Omit all images. Transcribe the rest of the material below exactly.

-- begin The records --

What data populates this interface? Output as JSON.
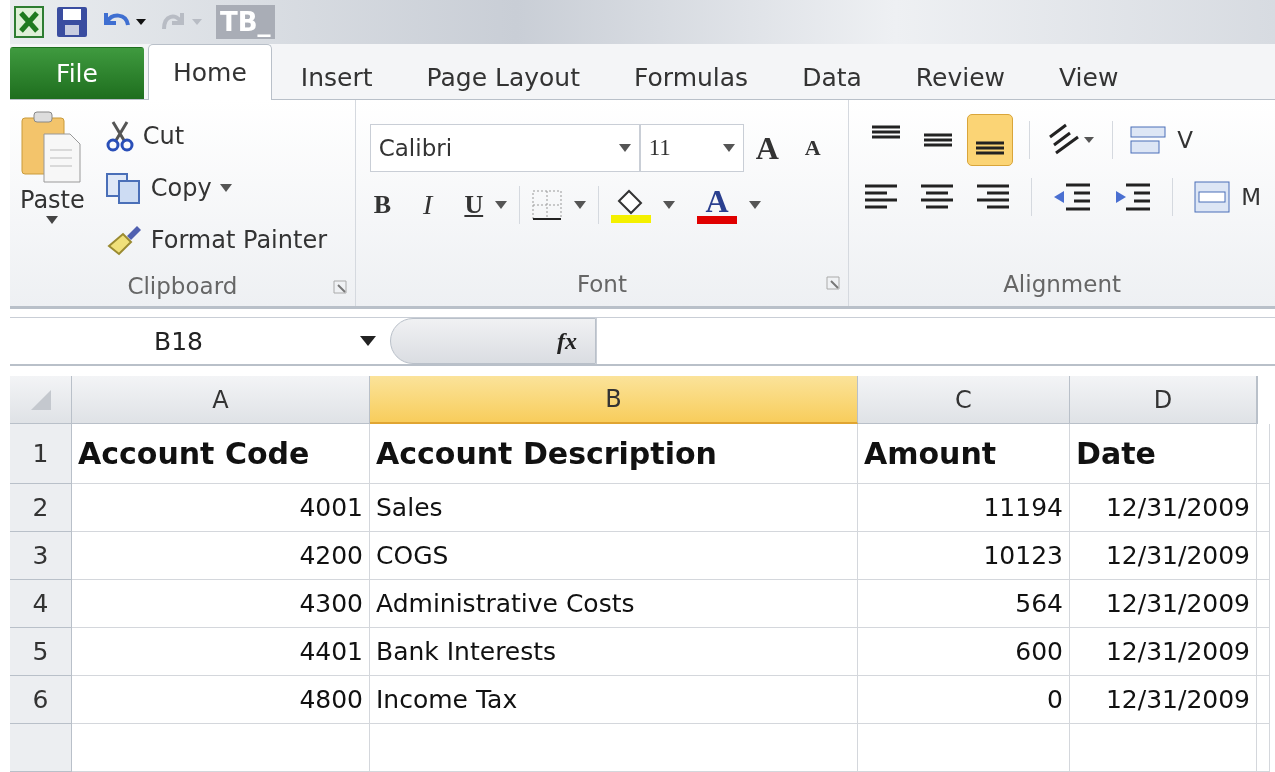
{
  "title_bar": {
    "title": "TB_"
  },
  "tabs": [
    {
      "label": "File",
      "kind": "file",
      "selected": false
    },
    {
      "label": "Home",
      "kind": "tab",
      "selected": true
    },
    {
      "label": "Insert",
      "kind": "tab",
      "selected": false
    },
    {
      "label": "Page Layout",
      "kind": "tab",
      "selected": false
    },
    {
      "label": "Formulas",
      "kind": "tab",
      "selected": false
    },
    {
      "label": "Data",
      "kind": "tab",
      "selected": false
    },
    {
      "label": "Review",
      "kind": "tab",
      "selected": false
    },
    {
      "label": "View",
      "kind": "tab",
      "selected": false
    }
  ],
  "ribbon": {
    "clipboard": {
      "paste": "Paste",
      "cut": "Cut",
      "copy": "Copy",
      "format_painter": "Format Painter",
      "label": "Clipboard"
    },
    "font": {
      "name": "Calibri",
      "size": "11",
      "grow": "A",
      "shrink": "A",
      "bold": "B",
      "italic": "I",
      "underline": "U",
      "font_color": "A",
      "label": "Font"
    },
    "alignment": {
      "vertical": [
        {
          "kind": "top",
          "selected": false
        },
        {
          "kind": "middle",
          "selected": false
        },
        {
          "kind": "bottom",
          "selected": true
        }
      ],
      "wrap": "V",
      "merge": "M",
      "label": "Alignment"
    }
  },
  "formula_bar": {
    "name_box": "B18",
    "fx": "fx"
  },
  "sheet": {
    "columns": [
      {
        "label": "A",
        "selected": false
      },
      {
        "label": "B",
        "selected": true
      },
      {
        "label": "C",
        "selected": false
      },
      {
        "label": "D",
        "selected": false
      }
    ],
    "rows": [
      {
        "number": "1",
        "kind": "header",
        "cells": [
          "Account Code",
          "Account Description",
          "Amount",
          "Date"
        ]
      },
      {
        "number": "2",
        "kind": "data",
        "cells": [
          "4001",
          "Sales",
          "11194",
          "12/31/2009"
        ]
      },
      {
        "number": "3",
        "kind": "data",
        "cells": [
          "4200",
          "COGS",
          "10123",
          "12/31/2009"
        ]
      },
      {
        "number": "4",
        "kind": "data",
        "cells": [
          "4300",
          "Administrative Costs",
          "564",
          "12/31/2009"
        ]
      },
      {
        "number": "5",
        "kind": "data",
        "cells": [
          "4401",
          "Bank Interests",
          "600",
          "12/31/2009"
        ]
      },
      {
        "number": "6",
        "kind": "data",
        "cells": [
          "4800",
          "Income Tax",
          "0",
          "12/31/2009"
        ]
      }
    ]
  }
}
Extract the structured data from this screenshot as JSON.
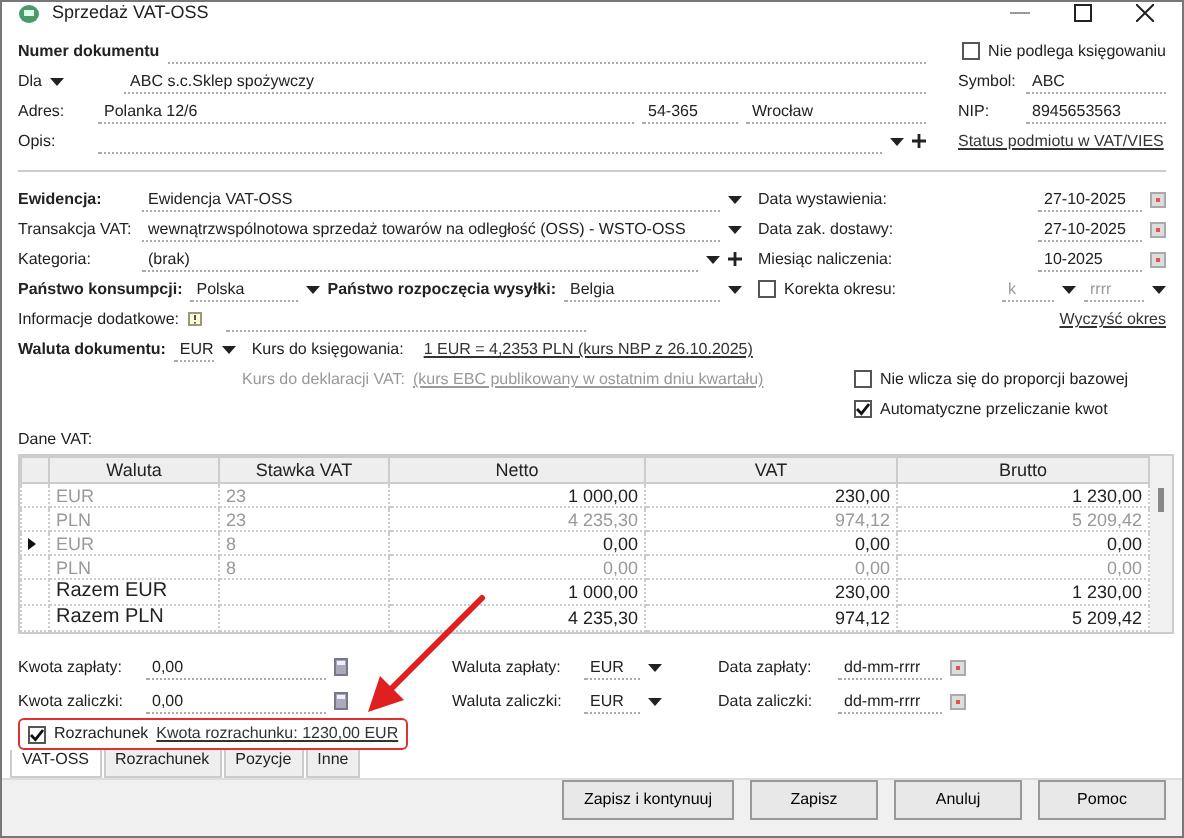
{
  "window": {
    "title": "Sprzedaż VAT-OSS"
  },
  "header": {
    "document_number": {
      "label": "Numer dokumentu"
    },
    "for": {
      "label": "Dla",
      "value": "ABC s.c.Sklep spożywczy"
    },
    "address": {
      "label": "Adres:",
      "street": "Polanka  12/6",
      "postal_code": "54-365",
      "city": "Wrocław"
    },
    "description": {
      "label": "Opis:"
    },
    "not_booked": {
      "label": "Nie podlega księgowaniu",
      "checked": false
    },
    "symbol": {
      "label": "Symbol:",
      "value": "ABC"
    },
    "nip": {
      "label": "NIP:",
      "value": "8945653563"
    },
    "status_link": "Status podmiotu w VAT/VIES"
  },
  "register": {
    "label": "Ewidencja:",
    "value": "Ewidencja VAT-OSS"
  },
  "vat_transaction": {
    "label": "Transakcja VAT:",
    "value": "wewnątrzwspólnotowa sprzedaż towarów na odległość (OSS) - WSTO-OSS"
  },
  "category": {
    "label": "Kategoria:",
    "value": "(brak)"
  },
  "consumption_country": {
    "label": "Państwo konsumpcji:",
    "value": "Polska"
  },
  "dispatch_country": {
    "label": "Państwo rozpoczęcia wysyłki:",
    "value": "Belgia"
  },
  "additional_info": {
    "label": "Informacje dodatkowe:"
  },
  "currency": {
    "label": "Waluta dokumentu:",
    "value": "EUR"
  },
  "booking_rate": {
    "label": "Kurs do księgowania:",
    "link": "1 EUR = 4,2353 PLN (kurs NBP z 26.10.2025)"
  },
  "declaration_rate": {
    "label": "Kurs do deklaracji VAT:",
    "link": "(kurs EBC publikowany w ostatnim dniu kwartału)",
    "disabled": true
  },
  "dates": [
    {
      "label": "Data wystawienia:",
      "value": "27-10-2025"
    },
    {
      "label": "Data zak. dostawy:",
      "value": "27-10-2025"
    },
    {
      "label": "Miesiąc naliczenia:",
      "value": "10-2025"
    }
  ],
  "period_correction": {
    "label": "Korekta okresu:",
    "checked": false,
    "quarter": "k",
    "year": "rrrr"
  },
  "clear_period_link": "Wyczyść okres",
  "exclude_base": {
    "label": "Nie wlicza się do proporcji bazowej",
    "checked": false
  },
  "auto_convert": {
    "label": "Automatyczne przeliczanie kwot",
    "checked": true
  },
  "vat_data": {
    "label": "Dane VAT:",
    "columns": [
      "Waluta",
      "Stawka VAT",
      "Netto",
      "VAT",
      "Brutto"
    ],
    "rows": [
      {
        "kind": "rate",
        "currency": "EUR",
        "rate": "23",
        "netto": "1 000,00",
        "vat": "230,00",
        "brutto": "1 230,00",
        "dimmed": false,
        "current": false
      },
      {
        "kind": "rate",
        "currency": "PLN",
        "rate": "23",
        "netto": "4 235,30",
        "vat": "974,12",
        "brutto": "5 209,42",
        "dimmed": true,
        "current": false
      },
      {
        "kind": "rate",
        "currency": "EUR",
        "rate": "8",
        "netto": "0,00",
        "vat": "0,00",
        "brutto": "0,00",
        "dimmed": false,
        "current": true
      },
      {
        "kind": "rate",
        "currency": "PLN",
        "rate": "8",
        "netto": "0,00",
        "vat": "0,00",
        "brutto": "0,00",
        "dimmed": true,
        "current": false
      },
      {
        "kind": "total",
        "label": "Razem EUR",
        "netto": "1 000,00",
        "vat": "230,00",
        "brutto": "1 230,00"
      },
      {
        "kind": "total",
        "label": "Razem PLN",
        "netto": "4 235,30",
        "vat": "974,12",
        "brutto": "5 209,42"
      }
    ]
  },
  "payments": [
    {
      "amount_label": "Kwota zapłaty:",
      "amount": "0,00",
      "currency_label": "Waluta zapłaty:",
      "currency": "EUR",
      "date_label": "Data zapłaty:",
      "date_placeholder": "dd-mm-rrrr"
    },
    {
      "amount_label": "Kwota zaliczki:",
      "amount": "0,00",
      "currency_label": "Waluta zaliczki:",
      "currency": "EUR",
      "date_label": "Data zaliczki:",
      "date_placeholder": "dd-mm-rrrr"
    }
  ],
  "settlement": {
    "label": "Rozrachunek",
    "checked": true,
    "link": "Kwota rozrachunku: 1230,00 EUR"
  },
  "tabs": [
    {
      "label": "VAT-OSS",
      "selected": true
    },
    {
      "label": "Rozrachunek",
      "selected": false
    },
    {
      "label": "Pozycje",
      "selected": false
    },
    {
      "label": "Inne",
      "selected": false
    }
  ],
  "buttons": [
    "Zapisz i kontynuuj",
    "Zapisz",
    "Anuluj",
    "Pomoc"
  ]
}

-- end The records --

# Final result
What data populates this interface? Output as JSON.
{
  "title_bar": {
    "title": "TB_"
  },
  "tabs": [
    {
      "label": "File",
      "kind": "file",
      "selected": false
    },
    {
      "label": "Home",
      "kind": "tab",
      "selected": true
    },
    {
      "label": "Insert",
      "kind": "tab",
      "selected": false
    },
    {
      "label": "Page Layout",
      "kind": "tab",
      "selected": false
    },
    {
      "label": "Formulas",
      "kind": "tab",
      "selected": false
    },
    {
      "label": "Data",
      "kind": "tab",
      "selected": false
    },
    {
      "label": "Review",
      "kind": "tab",
      "selected": false
    },
    {
      "label": "View",
      "kind": "tab",
      "selected": false
    }
  ],
  "ribbon": {
    "clipboard": {
      "paste": "Paste",
      "cut": "Cut",
      "copy": "Copy",
      "format_painter": "Format Painter",
      "label": "Clipboard"
    },
    "font": {
      "name": "Calibri",
      "size": "11",
      "grow": "A",
      "shrink": "A",
      "bold": "B",
      "italic": "I",
      "underline": "U",
      "font_color": "A",
      "label": "Font"
    },
    "alignment": {
      "vertical": [
        {
          "kind": "top",
          "selected": false
        },
        {
          "kind": "middle",
          "selected": false
        },
        {
          "kind": "bottom",
          "selected": true
        }
      ],
      "wrap": "V",
      "merge": "M",
      "label": "Alignment"
    }
  },
  "formula_bar": {
    "name_box": "B18",
    "fx": "fx"
  },
  "sheet": {
    "columns": [
      {
        "label": "A",
        "selected": false
      },
      {
        "label": "B",
        "selected": true
      },
      {
        "label": "C",
        "selected": false
      },
      {
        "label": "D",
        "selected": false
      }
    ],
    "rows": [
      {
        "number": "1",
        "kind": "header",
        "cells": [
          "Account Code",
          "Account Description",
          "Amount",
          "Date"
        ]
      },
      {
        "number": "2",
        "kind": "data",
        "cells": [
          "4001",
          "Sales",
          "11194",
          "12/31/2009"
        ]
      },
      {
        "number": "3",
        "kind": "data",
        "cells": [
          "4200",
          "COGS",
          "10123",
          "12/31/2009"
        ]
      },
      {
        "number": "4",
        "kind": "data",
        "cells": [
          "4300",
          "Administrative Costs",
          "564",
          "12/31/2009"
        ]
      },
      {
        "number": "5",
        "kind": "data",
        "cells": [
          "4401",
          "Bank Interests",
          "600",
          "12/31/2009"
        ]
      },
      {
        "number": "6",
        "kind": "data",
        "cells": [
          "4800",
          "Income Tax",
          "0",
          "12/31/2009"
        ]
      }
    ]
  }
}
Extract the structured data from this screenshot as JSON.
{
  "window": {
    "title": "Sprzedaż VAT-OSS"
  },
  "header": {
    "document_number": {
      "label": "Numer dokumentu"
    },
    "for": {
      "label": "Dla",
      "value": "ABC s.c.Sklep spożywczy"
    },
    "address": {
      "label": "Adres:",
      "street": "Polanka  12/6",
      "postal_code": "54-365",
      "city": "Wrocław"
    },
    "description": {
      "label": "Opis:"
    },
    "not_booked": {
      "label": "Nie podlega księgowaniu",
      "checked": false
    },
    "symbol": {
      "label": "Symbol:",
      "value": "ABC"
    },
    "nip": {
      "label": "NIP:",
      "value": "8945653563"
    },
    "status_link": "Status podmiotu w VAT/VIES"
  },
  "register": {
    "label": "Ewidencja:",
    "value": "Ewidencja VAT-OSS"
  },
  "vat_transaction": {
    "label": "Transakcja VAT:",
    "value": "wewnątrzwspólnotowa sprzedaż towarów na odległość (OSS) - WSTO-OSS"
  },
  "category": {
    "label": "Kategoria:",
    "value": "(brak)"
  },
  "consumption_country": {
    "label": "Państwo konsumpcji:",
    "value": "Polska"
  },
  "dispatch_country": {
    "label": "Państwo rozpoczęcia wysyłki:",
    "value": "Belgia"
  },
  "additional_info": {
    "label": "Informacje dodatkowe:"
  },
  "currency": {
    "label": "Waluta dokumentu:",
    "value": "EUR"
  },
  "booking_rate": {
    "label": "Kurs do księgowania:",
    "link": "1 EUR = 4,2353 PLN (kurs NBP z 26.10.2025)"
  },
  "declaration_rate": {
    "label": "Kurs do deklaracji VAT:",
    "link": "(kurs EBC publikowany w ostatnim dniu kwartału)",
    "disabled": true
  },
  "dates": [
    {
      "label": "Data wystawienia:",
      "value": "27-10-2025"
    },
    {
      "label": "Data zak. dostawy:",
      "value": "27-10-2025"
    },
    {
      "label": "Miesiąc naliczenia:",
      "value": "10-2025"
    }
  ],
  "period_correction": {
    "label": "Korekta okresu:",
    "checked": false,
    "quarter": "k",
    "year": "rrrr"
  },
  "clear_period_link": "Wyczyść okres",
  "exclude_base": {
    "label": "Nie wlicza się do proporcji bazowej",
    "checked": false
  },
  "auto_convert": {
    "label": "Automatyczne przeliczanie kwot",
    "checked": true
  },
  "vat_data": {
    "label": "Dane VAT:",
    "columns": [
      "Waluta",
      "Stawka VAT",
      "Netto",
      "VAT",
      "Brutto"
    ],
    "rows": [
      {
        "kind": "rate",
        "currency": "EUR",
        "rate": "23",
        "netto": "1 000,00",
        "vat": "230,00",
        "brutto": "1 230,00",
        "dimmed": false,
        "current": false
      },
      {
        "kind": "rate",
        "currency": "PLN",
        "rate": "23",
        "netto": "4 235,30",
        "vat": "974,12",
        "brutto": "5 209,42",
        "dimmed": true,
        "current": false
      },
      {
        "kind": "rate",
        "currency": "EUR",
        "rate": "8",
        "netto": "0,00",
        "vat": "0,00",
        "brutto": "0,00",
        "dimmed": false,
        "current": true
      },
      {
        "kind": "rate",
        "currency": "PLN",
        "rate": "8",
        "netto": "0,00",
        "vat": "0,00",
        "brutto": "0,00",
        "dimmed": true,
        "current": false
      },
      {
        "kind": "total",
        "label": "Razem EUR",
        "netto": "1 000,00",
        "vat": "230,00",
        "brutto": "1 230,00"
      },
      {
        "kind": "total",
        "label": "Razem PLN",
        "netto": "4 235,30",
        "vat": "974,12",
        "brutto": "5 209,42"
      }
    ]
  },
  "payments": [
    {
      "amount_label": "Kwota zapłaty:",
      "amount": "0,00",
      "currency_label": "Waluta zapłaty:",
      "currency": "EUR",
      "date_label": "Data zapłaty:",
      "date_placeholder": "dd-mm-rrrr"
    },
    {
      "amount_label": "Kwota zaliczki:",
      "amount": "0,00",
      "currency_label": "Waluta zaliczki:",
      "currency": "EUR",
      "date_label": "Data zaliczki:",
      "date_placeholder": "dd-mm-rrrr"
    }
  ],
  "settlement": {
    "label": "Rozrachunek",
    "checked": true,
    "link": "Kwota rozrachunku: 1230,00 EUR"
  },
  "tabs": [
    {
      "label": "VAT-OSS",
      "selected": true
    },
    {
      "label": "Rozrachunek",
      "selected": false
    },
    {
      "label": "Pozycje",
      "selected": false
    },
    {
      "label": "Inne",
      "selected": false
    }
  ],
  "buttons": [
    "Zapisz i kontynuuj",
    "Zapisz",
    "Anuluj",
    "Pomoc"
  ]
}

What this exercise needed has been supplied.